DATA SECTION:
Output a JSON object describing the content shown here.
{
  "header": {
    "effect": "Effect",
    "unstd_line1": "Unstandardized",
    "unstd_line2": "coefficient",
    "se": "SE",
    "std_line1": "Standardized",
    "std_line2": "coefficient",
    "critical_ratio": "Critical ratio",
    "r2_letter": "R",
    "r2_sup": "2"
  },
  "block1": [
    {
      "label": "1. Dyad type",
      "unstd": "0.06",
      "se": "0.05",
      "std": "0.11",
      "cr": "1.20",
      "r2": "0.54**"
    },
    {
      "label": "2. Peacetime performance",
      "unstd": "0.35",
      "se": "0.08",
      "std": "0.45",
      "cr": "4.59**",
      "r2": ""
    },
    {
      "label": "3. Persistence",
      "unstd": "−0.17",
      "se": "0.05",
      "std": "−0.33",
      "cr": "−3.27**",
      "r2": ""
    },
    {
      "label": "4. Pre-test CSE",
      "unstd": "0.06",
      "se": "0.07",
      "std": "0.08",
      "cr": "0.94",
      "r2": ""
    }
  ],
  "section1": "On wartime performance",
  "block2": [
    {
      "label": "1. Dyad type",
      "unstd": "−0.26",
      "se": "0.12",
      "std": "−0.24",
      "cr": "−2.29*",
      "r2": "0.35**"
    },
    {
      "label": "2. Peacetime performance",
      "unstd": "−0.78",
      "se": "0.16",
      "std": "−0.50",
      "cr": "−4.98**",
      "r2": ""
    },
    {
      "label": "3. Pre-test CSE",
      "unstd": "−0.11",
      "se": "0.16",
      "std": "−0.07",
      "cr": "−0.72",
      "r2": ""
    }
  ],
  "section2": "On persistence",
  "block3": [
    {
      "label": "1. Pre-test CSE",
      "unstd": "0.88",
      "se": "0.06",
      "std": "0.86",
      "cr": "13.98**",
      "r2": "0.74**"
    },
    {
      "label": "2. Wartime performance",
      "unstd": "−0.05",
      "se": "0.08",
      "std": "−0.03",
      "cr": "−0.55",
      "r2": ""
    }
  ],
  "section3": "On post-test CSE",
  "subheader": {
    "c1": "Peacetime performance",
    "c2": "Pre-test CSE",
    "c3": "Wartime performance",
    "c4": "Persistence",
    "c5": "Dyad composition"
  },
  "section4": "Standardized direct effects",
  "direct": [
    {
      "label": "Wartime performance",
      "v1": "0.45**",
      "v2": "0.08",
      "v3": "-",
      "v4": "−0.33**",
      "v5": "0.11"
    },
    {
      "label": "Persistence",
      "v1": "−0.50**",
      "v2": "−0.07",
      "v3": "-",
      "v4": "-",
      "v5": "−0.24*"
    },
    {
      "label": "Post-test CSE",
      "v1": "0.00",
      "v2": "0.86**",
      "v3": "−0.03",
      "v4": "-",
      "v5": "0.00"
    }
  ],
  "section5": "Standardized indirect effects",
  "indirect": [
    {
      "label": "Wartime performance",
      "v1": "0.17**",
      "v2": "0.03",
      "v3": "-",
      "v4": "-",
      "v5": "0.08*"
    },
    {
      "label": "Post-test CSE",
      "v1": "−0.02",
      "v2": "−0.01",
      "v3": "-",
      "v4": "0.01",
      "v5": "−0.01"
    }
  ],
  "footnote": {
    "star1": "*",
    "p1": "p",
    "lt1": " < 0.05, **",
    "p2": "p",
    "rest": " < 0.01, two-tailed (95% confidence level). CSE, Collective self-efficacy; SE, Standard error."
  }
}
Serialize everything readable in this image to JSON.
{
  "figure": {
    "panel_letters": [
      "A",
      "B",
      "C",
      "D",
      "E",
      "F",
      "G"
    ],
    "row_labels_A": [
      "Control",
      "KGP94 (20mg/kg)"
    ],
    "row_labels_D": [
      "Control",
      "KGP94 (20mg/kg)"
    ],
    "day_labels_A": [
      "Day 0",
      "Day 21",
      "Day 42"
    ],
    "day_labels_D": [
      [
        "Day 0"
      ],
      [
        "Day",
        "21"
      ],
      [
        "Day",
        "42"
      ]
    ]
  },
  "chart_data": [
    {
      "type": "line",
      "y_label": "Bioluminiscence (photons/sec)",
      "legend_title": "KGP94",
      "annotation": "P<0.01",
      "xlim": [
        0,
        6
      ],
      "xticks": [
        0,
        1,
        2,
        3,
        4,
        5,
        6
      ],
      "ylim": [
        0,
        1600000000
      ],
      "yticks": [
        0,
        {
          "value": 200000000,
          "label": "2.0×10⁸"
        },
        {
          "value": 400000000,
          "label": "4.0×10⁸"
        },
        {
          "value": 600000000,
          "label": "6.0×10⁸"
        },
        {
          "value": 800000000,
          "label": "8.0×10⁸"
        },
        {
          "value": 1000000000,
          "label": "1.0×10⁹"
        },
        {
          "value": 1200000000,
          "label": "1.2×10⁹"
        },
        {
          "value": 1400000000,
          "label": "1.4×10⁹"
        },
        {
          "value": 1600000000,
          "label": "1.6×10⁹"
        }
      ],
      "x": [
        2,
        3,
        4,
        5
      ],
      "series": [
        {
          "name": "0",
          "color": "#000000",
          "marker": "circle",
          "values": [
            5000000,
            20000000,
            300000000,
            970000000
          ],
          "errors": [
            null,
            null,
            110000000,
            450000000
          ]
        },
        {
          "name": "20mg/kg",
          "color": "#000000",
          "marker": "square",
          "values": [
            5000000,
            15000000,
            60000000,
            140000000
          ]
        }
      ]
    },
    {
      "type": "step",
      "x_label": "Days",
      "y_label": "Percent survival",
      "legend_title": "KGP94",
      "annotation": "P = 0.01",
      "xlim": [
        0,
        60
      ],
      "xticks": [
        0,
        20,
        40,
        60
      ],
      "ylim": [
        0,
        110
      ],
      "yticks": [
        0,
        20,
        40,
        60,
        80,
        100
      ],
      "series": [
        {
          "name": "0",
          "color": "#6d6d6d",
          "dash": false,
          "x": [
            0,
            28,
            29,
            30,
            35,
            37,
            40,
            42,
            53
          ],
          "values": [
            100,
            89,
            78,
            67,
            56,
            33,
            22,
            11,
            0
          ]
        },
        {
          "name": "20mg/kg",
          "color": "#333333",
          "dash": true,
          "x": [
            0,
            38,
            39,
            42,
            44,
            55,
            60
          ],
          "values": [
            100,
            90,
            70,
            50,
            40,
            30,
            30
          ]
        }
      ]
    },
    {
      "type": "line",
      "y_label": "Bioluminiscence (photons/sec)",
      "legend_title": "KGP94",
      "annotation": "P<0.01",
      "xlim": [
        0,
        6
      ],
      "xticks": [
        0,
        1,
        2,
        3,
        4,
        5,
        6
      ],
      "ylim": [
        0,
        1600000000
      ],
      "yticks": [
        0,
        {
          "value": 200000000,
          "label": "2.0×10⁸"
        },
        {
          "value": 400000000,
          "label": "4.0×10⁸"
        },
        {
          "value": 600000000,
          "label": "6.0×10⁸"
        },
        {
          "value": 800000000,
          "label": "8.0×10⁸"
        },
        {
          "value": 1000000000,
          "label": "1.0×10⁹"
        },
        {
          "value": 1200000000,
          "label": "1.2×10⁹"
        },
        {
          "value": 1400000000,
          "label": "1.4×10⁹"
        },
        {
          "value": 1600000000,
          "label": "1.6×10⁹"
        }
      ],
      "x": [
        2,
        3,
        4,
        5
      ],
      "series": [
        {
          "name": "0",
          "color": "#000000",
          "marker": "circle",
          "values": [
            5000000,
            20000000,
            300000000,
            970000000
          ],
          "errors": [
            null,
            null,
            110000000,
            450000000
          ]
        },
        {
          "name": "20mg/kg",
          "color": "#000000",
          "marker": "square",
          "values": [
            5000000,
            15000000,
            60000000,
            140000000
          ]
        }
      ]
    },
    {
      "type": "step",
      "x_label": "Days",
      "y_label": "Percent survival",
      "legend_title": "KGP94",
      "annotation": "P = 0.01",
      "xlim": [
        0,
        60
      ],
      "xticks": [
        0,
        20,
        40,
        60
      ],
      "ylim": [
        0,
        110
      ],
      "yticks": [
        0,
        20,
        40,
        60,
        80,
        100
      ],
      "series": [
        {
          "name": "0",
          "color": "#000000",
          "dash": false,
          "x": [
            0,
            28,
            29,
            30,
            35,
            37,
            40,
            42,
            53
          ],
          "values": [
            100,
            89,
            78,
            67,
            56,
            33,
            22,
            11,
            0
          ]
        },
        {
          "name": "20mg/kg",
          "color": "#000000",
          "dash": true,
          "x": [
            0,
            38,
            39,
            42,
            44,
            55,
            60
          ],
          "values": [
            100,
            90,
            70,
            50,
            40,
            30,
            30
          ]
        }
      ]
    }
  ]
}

WHAT IS REQUIRED:
Gather up every line in the data above that contains the word "coefficient", copying each one.

WRITTEN SOLUTION:
    "unstd_line2": "coefficient",
    "std_line2": "coefficient",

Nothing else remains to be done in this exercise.